**Work to be completed:**
Write out the entries below once more, exactly, with the pictures left out.
++++ Data provided ++++
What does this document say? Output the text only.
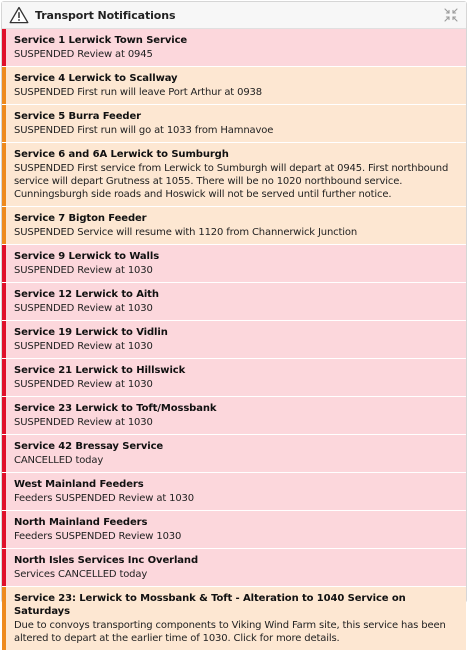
Transport Notifications
Service 1 Lerwick Town Service
SUSPENDED Review at 0945
Service 4 Lerwick to Scallway
SUSPENDED First run will leave Port Arthur at 0938
Service 5 Burra Feeder
SUSPENDED First run will go at 1033 from Hamnavoe
Service 6 and 6A Lerwick to Sumburgh
SUSPENDED First service from Lerwick to Sumburgh will depart at 0945. First northbound service will depart Grutness at 1055. There will be no 1020 northbound service. Cunningsburgh side roads and Hoswick will not be served until further notice.
Service 7 Bigton Feeder
SUSPENDED Service will resume with 1120 from Channerwick Junction
Service 9 Lerwick to Walls
SUSPENDED Review at 1030
Service 12 Lerwick to Aith
SUSPENDED Review at 1030
Service 19 Lerwick to Vidlin
SUSPENDED Review at 1030
Service 21 Lerwick to Hillswick
SUSPENDED Review at 1030
Service 23 Lerwick to Toft/Mossbank
SUSPENDED Review at 1030
Service 42 Bressay Service
CANCELLED today
West Mainland Feeders
Feeders SUSPENDED Review at 1030
North Mainland Feeders
Feeders SUSPENDED Review 1030
North Isles Services Inc Overland
Services CANCELLED today
Service 23: Lerwick to Mossbank & Toft - Alteration to 1040 Service on Saturdays
Due to convoys transporting components to Viking Wind Farm site, this service has been altered to depart at the earlier time of 1030. Click for more details.
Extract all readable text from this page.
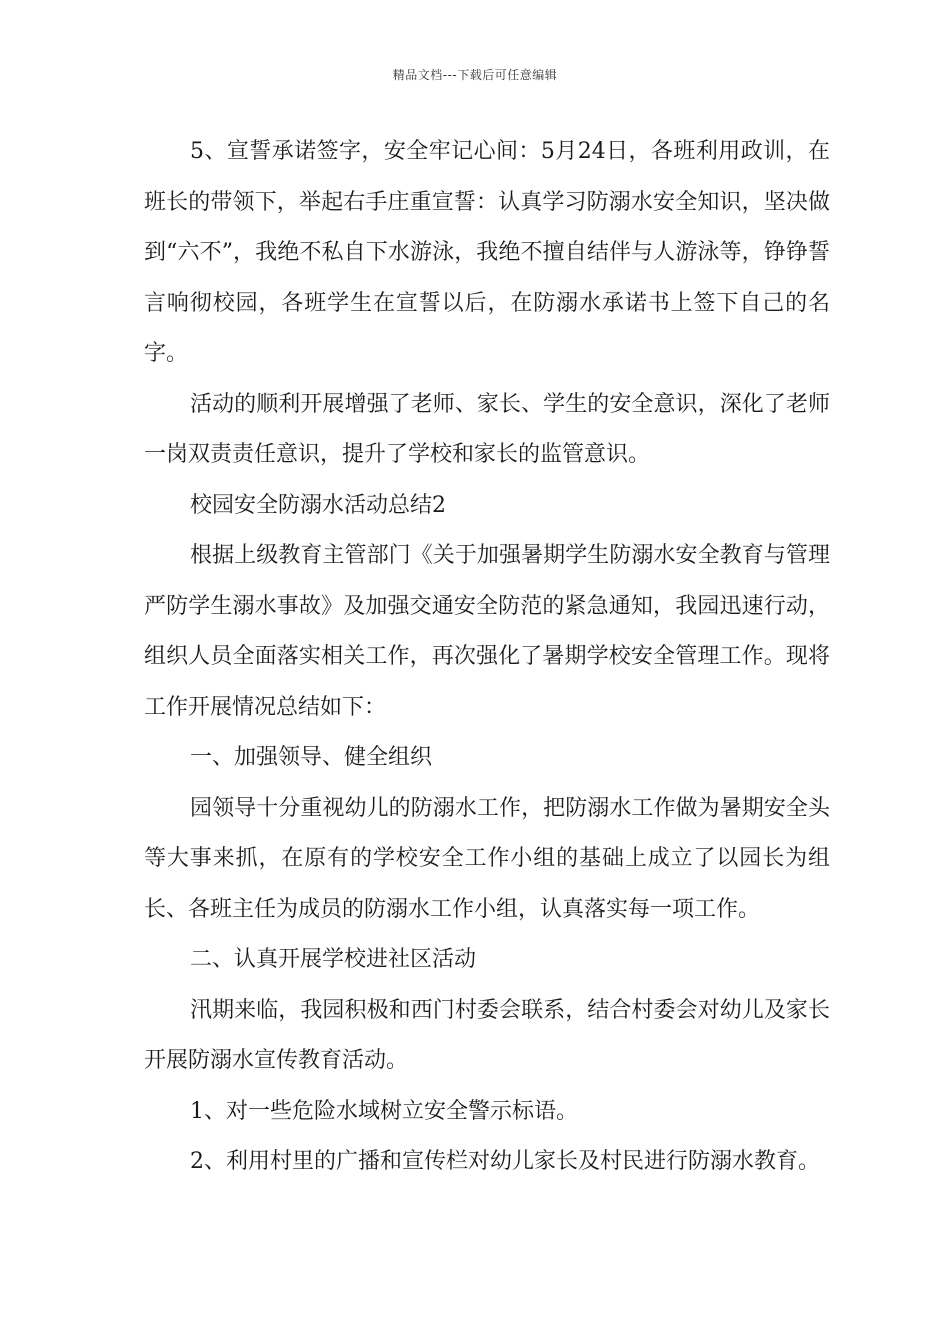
精品文档---下载后可任意编辑

5、宣誓承诺签字，安全牢记心间：5月24日，各班利用政训，在班长的带领下，举起右手庄重宣誓：认真学习防溺水安全知识，坚决做到“六不”，我绝不私自下水游泳，我绝不擅自结伴与人游泳等，铮铮誓言响彻校园，各班学生在宣誓以后，在防溺水承诺书上签下自己的名字。

活动的顺利开展增强了老师、家长、学生的安全意识，深化了老师一岗双责责任意识，提升了学校和家长的监管意识。

校园安全防溺水活动总结2

根据上级教育主管部门《关于加强暑期学生防溺水安全教育与管理严防学生溺水事故》及加强交通安全防范的紧急通知，我园迅速行动，组织人员全面落实相关工作，再次强化了暑期学校安全管理工作。现将工作开展情况总结如下：

一、加强领导、健全组织

园领导十分重视幼儿的防溺水工作，把防溺水工作做为暑期安全头等大事来抓，在原有的学校安全工作小组的基础上成立了以园长为组长、各班主任为成员的防溺水工作小组，认真落实每一项工作。

二、认真开展学校进社区活动

汛期来临，我园积极和西门村委会联系，结合村委会对幼儿及家长开展防溺水宣传教育活动。

1、对一些危险水域树立安全警示标语。

2、利用村里的广播和宣传栏对幼儿家长及村民进行防溺水教育。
++++
**Written answer:**
What does this document say? Output the text only.
Transport Notifications
Service 1 Lerwick Town Service
SUSPENDED Review at 0945
Service 4 Lerwick to Scallway
SUSPENDED First run will leave Port Arthur at 0938
Service 5 Burra Feeder
SUSPENDED First run will go at 1033 from Hamnavoe
Service 6 and 6A Lerwick to Sumburgh
SUSPENDED First service from Lerwick to Sumburgh will depart at 0945. First northbound service will depart Grutness at 1055. There will be no 1020 northbound service. Cunningsburgh side roads and Hoswick will not be served until further notice.
Service 7 Bigton Feeder
SUSPENDED Service will resume with 1120 from Channerwick Junction
Service 9 Lerwick to Walls
SUSPENDED Review at 1030
Service 12 Lerwick to Aith
SUSPENDED Review at 1030
Service 19 Lerwick to Vidlin
SUSPENDED Review at 1030
Service 21 Lerwick to Hillswick
SUSPENDED Review at 1030
Service 23 Lerwick to Toft/Mossbank
SUSPENDED Review at 1030
Service 42 Bressay Service
CANCELLED today
West Mainland Feeders
Feeders SUSPENDED Review at 1030
North Mainland Feeders
Feeders SUSPENDED Review 1030
North Isles Services Inc Overland
Services CANCELLED today
Service 23: Lerwick to Mossbank & Toft - Alteration to 1040 Service on Saturdays
Due to convoys transporting components to Viking Wind Farm site, this service has been altered to depart at the earlier time of 1030. Click for more details.
Extract all readable text from this page.
精品文档---下载后可任意编辑

5、宣誓承诺签字，安全牢记心间：5月24日，各班利用政训，在班长的带领下，举起右手庄重宣誓：认真学习防溺水安全知识，坚决做到“六不”，我绝不私自下水游泳，我绝不擅自结伴与人游泳等，铮铮誓言响彻校园，各班学生在宣誓以后，在防溺水承诺书上签下自己的名字。

活动的顺利开展增强了老师、家长、学生的安全意识，深化了老师一岗双责责任意识，提升了学校和家长的监管意识。

校园安全防溺水活动总结2

根据上级教育主管部门《关于加强暑期学生防溺水安全教育与管理严防学生溺水事故》及加强交通安全防范的紧急通知，我园迅速行动，组织人员全面落实相关工作，再次强化了暑期学校安全管理工作。现将工作开展情况总结如下：

一、加强领导、健全组织

园领导十分重视幼儿的防溺水工作，把防溺水工作做为暑期安全头等大事来抓，在原有的学校安全工作小组的基础上成立了以园长为组长、各班主任为成员的防溺水工作小组，认真落实每一项工作。

二、认真开展学校进社区活动

汛期来临，我园积极和西门村委会联系，结合村委会对幼儿及家长开展防溺水宣传教育活动。

1、对一些危险水域树立安全警示标语。

2、利用村里的广播和宣传栏对幼儿家长及村民进行防溺水教育。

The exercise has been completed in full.